The request:
Copy each entry as it stands, leaving nothing out.

Given entries:
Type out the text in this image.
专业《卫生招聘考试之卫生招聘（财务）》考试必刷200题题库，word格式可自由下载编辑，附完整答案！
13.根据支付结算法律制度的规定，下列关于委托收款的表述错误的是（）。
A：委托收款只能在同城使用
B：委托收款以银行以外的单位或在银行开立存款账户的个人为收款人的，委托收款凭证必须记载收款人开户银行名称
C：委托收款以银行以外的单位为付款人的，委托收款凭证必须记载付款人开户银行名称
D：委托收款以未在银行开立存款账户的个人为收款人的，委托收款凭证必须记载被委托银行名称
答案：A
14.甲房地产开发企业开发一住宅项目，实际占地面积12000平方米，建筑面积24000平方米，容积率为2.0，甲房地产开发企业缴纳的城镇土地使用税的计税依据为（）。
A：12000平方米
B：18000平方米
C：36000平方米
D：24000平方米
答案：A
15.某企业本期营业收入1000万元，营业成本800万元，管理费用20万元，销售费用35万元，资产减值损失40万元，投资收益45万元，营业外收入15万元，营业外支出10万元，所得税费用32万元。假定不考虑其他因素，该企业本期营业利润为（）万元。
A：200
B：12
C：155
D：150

Exercise result:
Type out the text in this image.
专业《卫生招聘考试之卫生招聘（财务）》考试必刷200题题库，word格式可自由下载编辑，附完整答案！
13.根据支付结算法律制度的规定，下列关于委托收款的表述错误的是（）。
A：委托收款只能在同城使用
B：委托收款以银行以外的单位或在银行开立存款账户的个人为收款人的，委托收款凭证必须记载收款人开户银行名称
C：委托收款以银行以外的单位为付款人的，委托收款凭证必须记载付款人开户银行名称
D：委托收款以未在银行开立存款账户的个人为收款人的，委托收款凭证必须记载被委托银行名称
答案：A
14.甲房地产开发企业开发一住宅项目，实际占地面积12000平方米，建筑面积24000平方米，容积率为2.0，甲房地产开发企业缴纳的城镇土地使用税的计税依据为（）。
A：12000平方米
B：18000平方米
C：36000平方米
D：24000平方米
答案：A
15.某企业本期营业收入1000万元，营业成本800万元，管理费用20万元，销售费用35万元，资产减值损失40万元，投资收益45万元，营业外收入15万元，营业外支出10万元，所得税费用32万元。假定不考虑其他因素，该企业本期营业利润为（）万元。
A：200
B：12
C：155
D：150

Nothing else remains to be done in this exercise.